Problem requirements – Where a line contains the word "this", copy that line.

Saved data entries –
= = = =
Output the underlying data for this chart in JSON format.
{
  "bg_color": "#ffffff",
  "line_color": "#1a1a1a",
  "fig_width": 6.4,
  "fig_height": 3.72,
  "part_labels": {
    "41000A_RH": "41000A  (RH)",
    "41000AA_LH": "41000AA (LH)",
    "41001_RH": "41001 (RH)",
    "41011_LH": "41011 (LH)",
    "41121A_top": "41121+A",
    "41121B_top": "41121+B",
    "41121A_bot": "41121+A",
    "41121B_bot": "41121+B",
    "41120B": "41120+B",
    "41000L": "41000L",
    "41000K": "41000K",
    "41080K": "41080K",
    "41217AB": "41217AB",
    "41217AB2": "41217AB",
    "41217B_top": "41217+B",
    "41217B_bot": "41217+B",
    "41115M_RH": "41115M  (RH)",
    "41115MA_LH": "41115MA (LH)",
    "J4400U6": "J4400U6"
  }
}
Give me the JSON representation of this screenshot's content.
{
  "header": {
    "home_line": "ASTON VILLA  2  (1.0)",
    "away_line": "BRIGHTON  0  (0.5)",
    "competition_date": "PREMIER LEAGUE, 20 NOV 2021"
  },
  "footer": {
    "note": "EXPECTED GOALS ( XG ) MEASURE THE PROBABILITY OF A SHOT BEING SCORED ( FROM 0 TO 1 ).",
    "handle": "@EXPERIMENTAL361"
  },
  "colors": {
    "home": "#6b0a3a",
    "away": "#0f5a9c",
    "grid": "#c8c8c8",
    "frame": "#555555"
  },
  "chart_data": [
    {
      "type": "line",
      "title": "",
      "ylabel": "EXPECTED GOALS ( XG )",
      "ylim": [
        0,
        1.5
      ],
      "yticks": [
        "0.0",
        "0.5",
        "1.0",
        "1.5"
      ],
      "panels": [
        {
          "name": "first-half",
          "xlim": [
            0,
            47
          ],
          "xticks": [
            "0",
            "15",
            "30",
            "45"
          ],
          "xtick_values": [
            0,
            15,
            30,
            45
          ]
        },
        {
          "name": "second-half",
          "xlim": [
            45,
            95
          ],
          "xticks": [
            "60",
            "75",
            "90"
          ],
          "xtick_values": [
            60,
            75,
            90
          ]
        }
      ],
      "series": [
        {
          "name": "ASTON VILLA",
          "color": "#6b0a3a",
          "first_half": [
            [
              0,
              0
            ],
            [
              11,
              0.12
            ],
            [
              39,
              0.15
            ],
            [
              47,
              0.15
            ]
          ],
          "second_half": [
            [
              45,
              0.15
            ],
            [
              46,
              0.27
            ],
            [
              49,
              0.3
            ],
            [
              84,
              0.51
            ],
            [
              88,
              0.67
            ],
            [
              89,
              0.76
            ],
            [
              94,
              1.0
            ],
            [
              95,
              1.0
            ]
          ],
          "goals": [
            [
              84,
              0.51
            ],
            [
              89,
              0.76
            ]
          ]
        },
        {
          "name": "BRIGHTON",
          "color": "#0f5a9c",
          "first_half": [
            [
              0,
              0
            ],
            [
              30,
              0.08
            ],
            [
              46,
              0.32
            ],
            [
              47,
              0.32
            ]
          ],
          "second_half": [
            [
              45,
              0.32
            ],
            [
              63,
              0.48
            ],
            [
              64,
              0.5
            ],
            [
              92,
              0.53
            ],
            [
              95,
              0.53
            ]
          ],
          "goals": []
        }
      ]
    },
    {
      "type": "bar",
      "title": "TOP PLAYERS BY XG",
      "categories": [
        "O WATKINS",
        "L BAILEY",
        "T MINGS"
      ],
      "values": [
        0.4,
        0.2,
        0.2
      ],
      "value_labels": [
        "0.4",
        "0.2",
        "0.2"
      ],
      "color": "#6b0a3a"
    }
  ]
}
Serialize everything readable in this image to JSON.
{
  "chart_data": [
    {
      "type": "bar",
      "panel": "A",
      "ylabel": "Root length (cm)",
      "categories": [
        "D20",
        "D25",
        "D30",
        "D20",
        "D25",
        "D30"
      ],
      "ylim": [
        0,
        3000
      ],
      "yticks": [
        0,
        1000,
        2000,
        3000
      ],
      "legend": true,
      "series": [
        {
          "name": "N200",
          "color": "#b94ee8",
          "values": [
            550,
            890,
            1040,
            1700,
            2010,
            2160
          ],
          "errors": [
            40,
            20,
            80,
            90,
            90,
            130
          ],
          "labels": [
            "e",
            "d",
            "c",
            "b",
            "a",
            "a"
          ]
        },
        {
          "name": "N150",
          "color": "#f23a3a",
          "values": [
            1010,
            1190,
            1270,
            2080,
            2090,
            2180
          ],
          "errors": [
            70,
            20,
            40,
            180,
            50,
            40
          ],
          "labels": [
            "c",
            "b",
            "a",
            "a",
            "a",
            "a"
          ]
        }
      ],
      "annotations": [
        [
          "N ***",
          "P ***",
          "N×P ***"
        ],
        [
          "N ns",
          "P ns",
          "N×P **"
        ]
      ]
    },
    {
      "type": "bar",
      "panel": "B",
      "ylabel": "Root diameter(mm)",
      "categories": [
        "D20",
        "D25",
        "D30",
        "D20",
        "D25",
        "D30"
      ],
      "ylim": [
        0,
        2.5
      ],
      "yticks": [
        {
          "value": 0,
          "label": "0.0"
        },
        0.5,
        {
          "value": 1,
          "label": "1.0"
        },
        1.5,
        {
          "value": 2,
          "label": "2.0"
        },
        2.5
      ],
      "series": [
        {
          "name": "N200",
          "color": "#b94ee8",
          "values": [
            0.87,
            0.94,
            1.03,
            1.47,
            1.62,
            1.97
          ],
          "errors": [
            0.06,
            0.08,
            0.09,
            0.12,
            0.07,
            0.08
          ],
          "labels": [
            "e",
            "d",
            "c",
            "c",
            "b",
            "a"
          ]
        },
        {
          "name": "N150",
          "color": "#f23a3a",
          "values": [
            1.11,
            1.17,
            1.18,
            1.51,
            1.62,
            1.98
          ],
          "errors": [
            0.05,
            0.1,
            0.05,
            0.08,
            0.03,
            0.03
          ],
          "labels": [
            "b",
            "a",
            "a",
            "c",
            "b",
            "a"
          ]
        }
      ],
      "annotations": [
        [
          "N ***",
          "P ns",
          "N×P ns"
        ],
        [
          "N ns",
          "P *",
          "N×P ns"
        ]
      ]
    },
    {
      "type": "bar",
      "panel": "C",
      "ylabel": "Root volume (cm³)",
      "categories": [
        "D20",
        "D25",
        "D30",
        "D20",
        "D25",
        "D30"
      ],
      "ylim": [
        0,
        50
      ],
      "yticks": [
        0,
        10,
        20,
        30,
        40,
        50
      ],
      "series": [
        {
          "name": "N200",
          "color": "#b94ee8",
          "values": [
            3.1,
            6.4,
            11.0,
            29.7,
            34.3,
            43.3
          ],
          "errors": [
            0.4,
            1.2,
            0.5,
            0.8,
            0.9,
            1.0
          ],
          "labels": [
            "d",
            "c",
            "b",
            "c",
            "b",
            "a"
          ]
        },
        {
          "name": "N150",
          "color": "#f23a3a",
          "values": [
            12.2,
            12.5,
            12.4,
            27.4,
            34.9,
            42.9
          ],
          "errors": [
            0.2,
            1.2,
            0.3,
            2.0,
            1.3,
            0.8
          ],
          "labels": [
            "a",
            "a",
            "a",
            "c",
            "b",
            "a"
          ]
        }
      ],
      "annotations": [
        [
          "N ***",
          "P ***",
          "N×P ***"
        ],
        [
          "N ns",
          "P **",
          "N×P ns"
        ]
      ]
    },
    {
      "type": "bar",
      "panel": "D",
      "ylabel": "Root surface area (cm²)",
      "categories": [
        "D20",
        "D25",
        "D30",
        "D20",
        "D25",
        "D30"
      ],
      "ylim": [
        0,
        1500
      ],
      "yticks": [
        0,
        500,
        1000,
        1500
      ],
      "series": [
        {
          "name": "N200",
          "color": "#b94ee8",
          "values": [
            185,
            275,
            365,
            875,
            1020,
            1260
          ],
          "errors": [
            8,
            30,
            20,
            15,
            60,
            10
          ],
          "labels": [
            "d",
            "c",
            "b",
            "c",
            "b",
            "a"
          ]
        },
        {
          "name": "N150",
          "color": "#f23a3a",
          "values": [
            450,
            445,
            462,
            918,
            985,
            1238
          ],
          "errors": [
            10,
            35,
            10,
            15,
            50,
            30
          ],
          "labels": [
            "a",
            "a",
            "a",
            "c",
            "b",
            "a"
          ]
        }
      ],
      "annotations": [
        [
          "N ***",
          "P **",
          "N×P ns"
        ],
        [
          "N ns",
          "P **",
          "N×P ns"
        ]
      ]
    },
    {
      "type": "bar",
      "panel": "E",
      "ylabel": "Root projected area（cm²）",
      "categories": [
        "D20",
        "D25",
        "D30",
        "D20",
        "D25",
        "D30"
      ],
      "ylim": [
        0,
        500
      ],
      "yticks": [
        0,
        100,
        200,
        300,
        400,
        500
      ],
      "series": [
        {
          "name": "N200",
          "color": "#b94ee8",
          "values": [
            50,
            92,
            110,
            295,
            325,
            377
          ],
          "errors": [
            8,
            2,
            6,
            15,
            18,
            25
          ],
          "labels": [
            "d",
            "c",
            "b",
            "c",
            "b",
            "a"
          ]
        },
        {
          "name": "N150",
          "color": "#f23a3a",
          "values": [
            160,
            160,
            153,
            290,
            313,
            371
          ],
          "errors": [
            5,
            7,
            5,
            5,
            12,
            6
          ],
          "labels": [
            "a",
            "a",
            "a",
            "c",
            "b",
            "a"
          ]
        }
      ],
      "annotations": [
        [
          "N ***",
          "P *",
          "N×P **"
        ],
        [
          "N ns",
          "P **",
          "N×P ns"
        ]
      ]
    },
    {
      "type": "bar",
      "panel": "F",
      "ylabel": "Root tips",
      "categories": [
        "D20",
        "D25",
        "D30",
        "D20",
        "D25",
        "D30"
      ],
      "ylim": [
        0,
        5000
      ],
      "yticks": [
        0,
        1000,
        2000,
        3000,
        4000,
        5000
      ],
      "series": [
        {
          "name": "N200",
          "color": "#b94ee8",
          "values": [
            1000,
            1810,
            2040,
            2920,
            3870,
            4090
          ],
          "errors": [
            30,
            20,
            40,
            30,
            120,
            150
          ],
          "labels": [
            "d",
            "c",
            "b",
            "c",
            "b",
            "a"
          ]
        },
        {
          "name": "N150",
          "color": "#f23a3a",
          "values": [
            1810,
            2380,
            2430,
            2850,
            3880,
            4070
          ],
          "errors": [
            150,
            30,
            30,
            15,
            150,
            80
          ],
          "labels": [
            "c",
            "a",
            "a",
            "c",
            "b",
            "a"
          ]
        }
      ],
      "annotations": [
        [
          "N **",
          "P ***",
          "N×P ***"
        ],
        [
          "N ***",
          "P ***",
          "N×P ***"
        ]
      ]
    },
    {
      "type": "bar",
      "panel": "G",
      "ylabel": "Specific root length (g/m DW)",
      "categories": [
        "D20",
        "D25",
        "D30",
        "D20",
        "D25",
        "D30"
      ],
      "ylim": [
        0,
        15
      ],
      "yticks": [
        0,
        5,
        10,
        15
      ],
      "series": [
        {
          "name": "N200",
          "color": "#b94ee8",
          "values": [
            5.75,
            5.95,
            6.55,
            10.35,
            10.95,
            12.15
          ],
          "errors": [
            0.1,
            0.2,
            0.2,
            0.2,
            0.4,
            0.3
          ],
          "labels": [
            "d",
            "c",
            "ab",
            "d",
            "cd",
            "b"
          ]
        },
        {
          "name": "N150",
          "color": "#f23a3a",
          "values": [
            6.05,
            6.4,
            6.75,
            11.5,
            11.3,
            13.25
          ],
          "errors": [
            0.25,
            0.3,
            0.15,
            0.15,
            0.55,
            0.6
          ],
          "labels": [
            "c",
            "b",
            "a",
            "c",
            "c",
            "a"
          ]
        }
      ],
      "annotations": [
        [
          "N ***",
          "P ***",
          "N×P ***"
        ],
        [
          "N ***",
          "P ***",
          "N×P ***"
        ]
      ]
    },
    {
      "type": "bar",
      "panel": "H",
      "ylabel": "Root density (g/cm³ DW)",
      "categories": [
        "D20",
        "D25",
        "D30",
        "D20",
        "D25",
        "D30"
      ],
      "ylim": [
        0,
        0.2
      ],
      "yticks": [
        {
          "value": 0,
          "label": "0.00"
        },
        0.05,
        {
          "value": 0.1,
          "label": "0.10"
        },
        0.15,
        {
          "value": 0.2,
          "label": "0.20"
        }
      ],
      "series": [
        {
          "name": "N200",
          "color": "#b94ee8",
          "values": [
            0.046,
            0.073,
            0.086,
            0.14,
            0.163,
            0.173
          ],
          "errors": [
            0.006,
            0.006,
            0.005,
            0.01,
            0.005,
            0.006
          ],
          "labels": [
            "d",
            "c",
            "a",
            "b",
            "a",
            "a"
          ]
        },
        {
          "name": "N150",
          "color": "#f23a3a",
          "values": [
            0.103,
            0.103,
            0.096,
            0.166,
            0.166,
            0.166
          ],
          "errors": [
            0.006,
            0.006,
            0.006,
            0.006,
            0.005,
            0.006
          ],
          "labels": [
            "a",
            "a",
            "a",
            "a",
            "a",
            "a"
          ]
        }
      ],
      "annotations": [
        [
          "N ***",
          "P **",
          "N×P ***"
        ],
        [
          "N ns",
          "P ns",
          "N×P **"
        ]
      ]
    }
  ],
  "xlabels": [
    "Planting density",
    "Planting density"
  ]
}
= = = =
Expected answer –
Output the underlying data for this chart in JSON format.
Give me the JSON representation of this screenshot's content.
Serialize everything readable in this image to JSON.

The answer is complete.